**BRIEF:** Set all the material down again unchanged, without the pictures.

Collected data entries:
────────

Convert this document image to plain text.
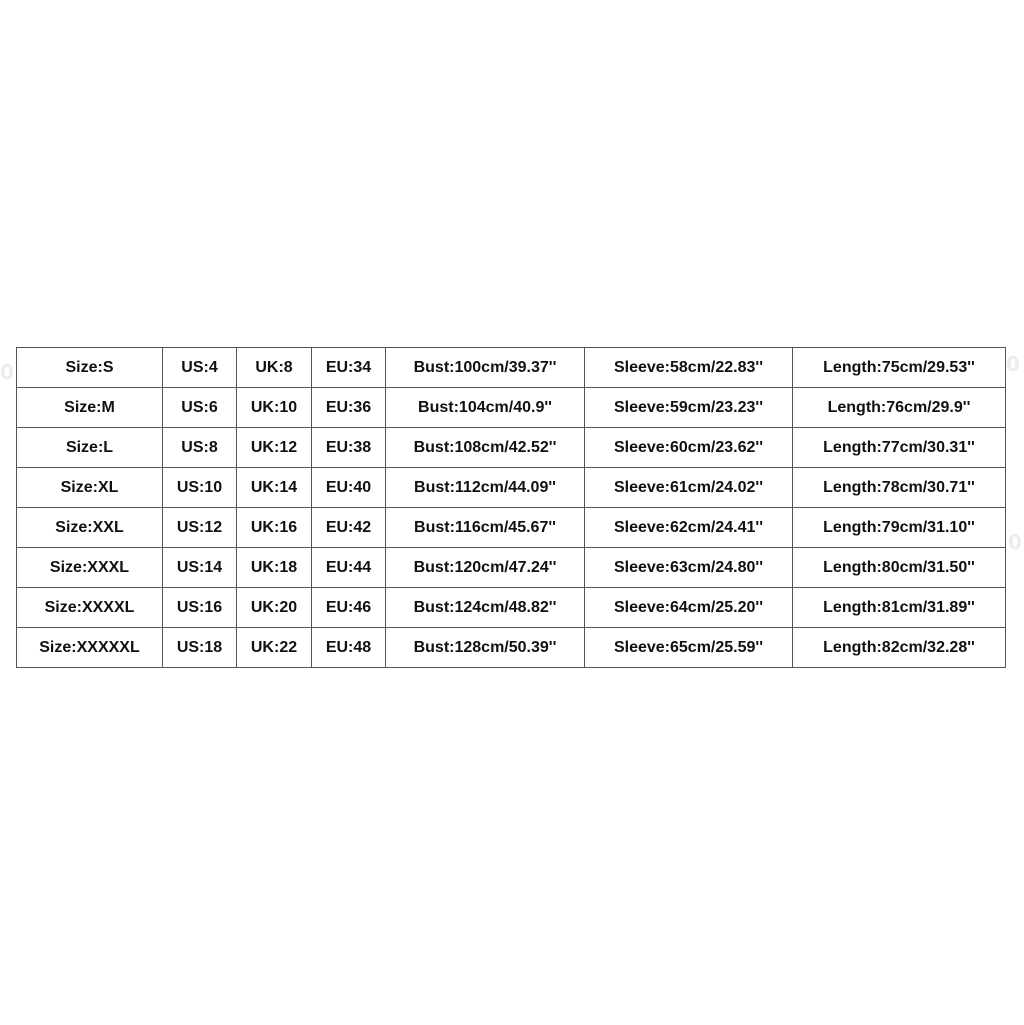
0	0
0
Size:S	US:4	UK:8	EU:34	Bust:100cm/39.37''	Sleeve:58cm/22.83''	Length:75cm/29.53''
Size:M	US:6	UK:10	EU:36	Bust:104cm/40.9''	Sleeve:59cm/23.23''	Length:76cm/29.9''
Size:L	US:8	UK:12	EU:38	Bust:108cm/42.52''	Sleeve:60cm/23.62''	Length:77cm/30.31''
Size:XL	US:10	UK:14	EU:40	Bust:112cm/44.09''	Sleeve:61cm/24.02''	Length:78cm/30.71''
Size:XXL	US:12	UK:16	EU:42	Bust:116cm/45.67''	Sleeve:62cm/24.41''	Length:79cm/31.10''
Size:XXXL	US:14	UK:18	EU:44	Bust:120cm/47.24''	Sleeve:63cm/24.80''	Length:80cm/31.50''
Size:XXXXL	US:16	UK:20	EU:46	Bust:124cm/48.82''	Sleeve:64cm/25.20''	Length:81cm/31.89''
Size:XXXXXL	US:18	UK:22	EU:48	Bust:128cm/50.39''	Sleeve:65cm/25.59''	Length:82cm/32.28''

────────

**ANSWER TO THIS TASK:**
Convert this document image to plain text.
0	0
0
Size:S	US:4	UK:8	EU:34	Bust:100cm/39.37''	Sleeve:58cm/22.83''	Length:75cm/29.53''
Size:M	US:6	UK:10	EU:36	Bust:104cm/40.9''	Sleeve:59cm/23.23''	Length:76cm/29.9''
Size:L	US:8	UK:12	EU:38	Bust:108cm/42.52''	Sleeve:60cm/23.62''	Length:77cm/30.31''
Size:XL	US:10	UK:14	EU:40	Bust:112cm/44.09''	Sleeve:61cm/24.02''	Length:78cm/30.71''
Size:XXL	US:12	UK:16	EU:42	Bust:116cm/45.67''	Sleeve:62cm/24.41''	Length:79cm/31.10''
Size:XXXL	US:14	UK:18	EU:44	Bust:120cm/47.24''	Sleeve:63cm/24.80''	Length:80cm/31.50''
Size:XXXXL	US:16	UK:20	EU:46	Bust:124cm/48.82''	Sleeve:64cm/25.20''	Length:81cm/31.89''
Size:XXXXXL	US:18	UK:22	EU:48	Bust:128cm/50.39''	Sleeve:65cm/25.59''	Length:82cm/32.28''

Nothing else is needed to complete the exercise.